>> START Material provided
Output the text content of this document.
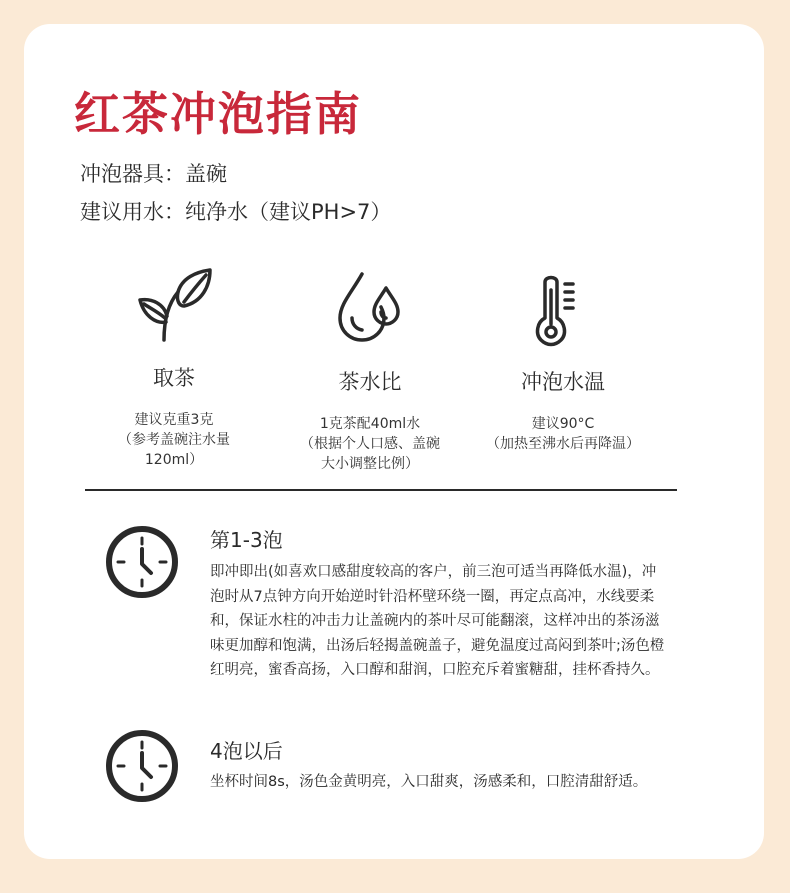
红茶冲泡指南
冲泡器具：盖碗
建议用水：纯净水（建议PH>7）
取茶
建议克重3克
（参考盖碗注水量
120ml）
茶水比
1克茶配40ml水
（根据个人口感、盖碗
大小调整比例）
冲泡水温
建议90°C
（加热至沸水后再降温）
第1-3泡
即冲即出(如喜欢口感甜度较高的客户，前三泡可适当再降低水温)，冲泡时从7点钟方向开始逆时针沿杯壁环绕一圈，再定点高冲，水线要柔和，保证水柱的冲击力让盖碗内的茶叶尽可能翻滚，这样冲出的茶汤滋味更加醇和饱满，出汤后轻揭盖碗盖子，避免温度过高闷到茶叶;汤色橙红明亮，蜜香高扬，入口醇和甜润，口腔充斥着蜜糖甜，挂杯香持久。
4泡以后
坐杯时间8s，汤色金黄明亮，入口甜爽，汤感柔和，口腔清甜舒适。
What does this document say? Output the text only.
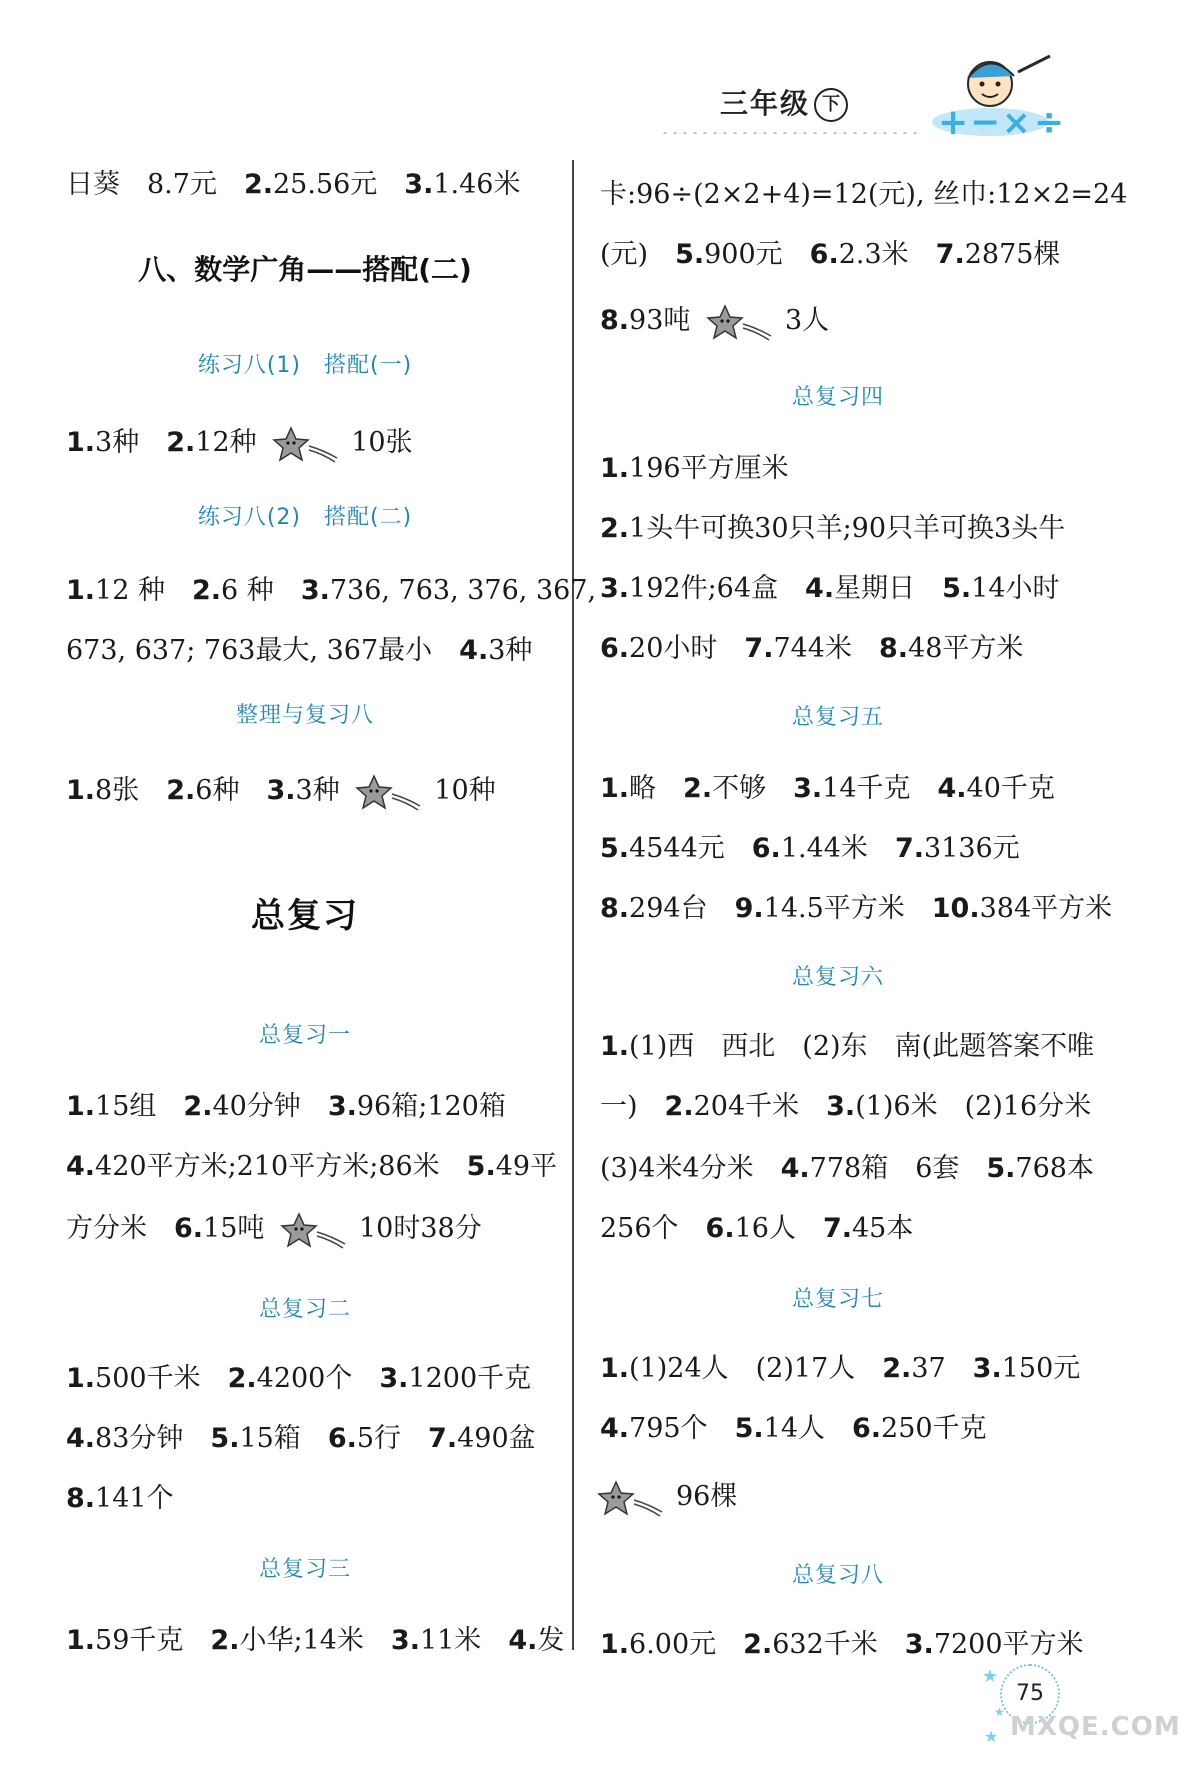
三年级 下	+ − × ÷
日葵　8.7元　 2.25.56元　 3.1.46米
八、数学广角——搭配(二)
练习八(1)　搭配(一)
1.3种　 2.12种	10张
练习八(2)　搭配(二)
1.12 种　 2.6 种　 3.736, 763, 376, 367,
673, 637; 763最大, 367最小　 4.3种
整理与复习八
1.8张　 2.6种　 3.3种	10种
总复习
总复习一
1.15组　 2.40分钟　 3.96箱;120箱
4.420平方米;210平方米;86米　 5.49平
方分米　 6.15吨	10时38分
总复习二
1.500千米　 2.4200个　 3.1200千克
4.83分钟　 5.15箱　 6.5行　 7.490盆
8.141个
总复习三
1.59千克　 2.小华;14米　 3.11米　 4.发
卡:96÷(2×2+4)=12(元), 丝巾:12×2=24
(元)　 5.900元　 6.2.3米　 7.2875棵
8.93吨	3人
总复习四
1.196平方厘米
2.1头牛可换30只羊;90只羊可换3头牛
3.192件;64盒　 4.星期日　 5.14小时
6.20小时　 7.744米　 8.48平方米
总复习五
1.略　 2.不够　 3.14千克　 4.40千克
5.4544元　 6.1.44米　 7.3136元
8.294台　 9.14.5平方米　 10.384平方米
总复习六
1.(1)西　西北　(2)东　南(此题答案不唯
一)　 2.204千米　 3.(1)6米　(2)16分米
(3)4米4分米　 4.778箱　6套　 5.768本
256个　 6.16人　 7.45本
总复习七
1.(1)24人　(2)17人　 2.37　 3.150元
4.795个　 5.14人　 6.250千克
96棵
总复习八
1.6.00元　 2.632千米　 3.7200平方米
★
★
★
75
MXQE.COM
>> END Material provided
- _Objective_
Reproduce all of the material exactly, apart from the pictures.

- _Written response_
Output the text content of this document.
红茶冲泡指南
冲泡器具：盖碗
建议用水：纯净水（建议PH>7）
取茶
建议克重3克
（参考盖碗注水量
120ml）
茶水比
1克茶配40ml水
（根据个人口感、盖碗
大小调整比例）
冲泡水温
建议90°C
（加热至沸水后再降温）
第1-3泡
即冲即出(如喜欢口感甜度较高的客户，前三泡可适当再降低水温)，冲泡时从7点钟方向开始逆时针沿杯壁环绕一圈，再定点高冲，水线要柔和，保证水柱的冲击力让盖碗内的茶叶尽可能翻滚，这样冲出的茶汤滋味更加醇和饱满，出汤后轻揭盖碗盖子，避免温度过高闷到茶叶;汤色橙红明亮，蜜香高扬，入口醇和甜润，口腔充斥着蜜糖甜，挂杯香持久。
4泡以后
坐杯时间8s，汤色金黄明亮，入口甜爽，汤感柔和，口腔清甜舒适。
What does this document say? Output the text only.
三年级 下	+ − × ÷
日葵　8.7元　 2.25.56元　 3.1.46米
八、数学广角——搭配(二)
练习八(1)　搭配(一)
1.3种　 2.12种	10张
练习八(2)　搭配(二)
1.12 种　 2.6 种　 3.736, 763, 376, 367,
673, 637; 763最大, 367最小　 4.3种
整理与复习八
1.8张　 2.6种　 3.3种	10种
总复习
总复习一
1.15组　 2.40分钟　 3.96箱;120箱
4.420平方米;210平方米;86米　 5.49平
方分米　 6.15吨	10时38分
总复习二
1.500千米　 2.4200个　 3.1200千克
4.83分钟　 5.15箱　 6.5行　 7.490盆
8.141个
总复习三
1.59千克　 2.小华;14米　 3.11米　 4.发
卡:96÷(2×2+4)=12(元), 丝巾:12×2=24
(元)　 5.900元　 6.2.3米　 7.2875棵
8.93吨	3人
总复习四
1.196平方厘米
2.1头牛可换30只羊;90只羊可换3头牛
3.192件;64盒　 4.星期日　 5.14小时
6.20小时　 7.744米　 8.48平方米
总复习五
1.略　 2.不够　 3.14千克　 4.40千克
5.4544元　 6.1.44米　 7.3136元
8.294台　 9.14.5平方米　 10.384平方米
总复习六
1.(1)西　西北　(2)东　南(此题答案不唯
一)　 2.204千米　 3.(1)6米　(2)16分米
(3)4米4分米　 4.778箱　6套　 5.768本
256个　 6.16人　 7.45本
总复习七
1.(1)24人　(2)17人　 2.37　 3.150元
4.795个　 5.14人　 6.250千克
96棵
总复习八
1.6.00元　 2.632千米　 3.7200平方米
★
★
★
75
MXQE.COM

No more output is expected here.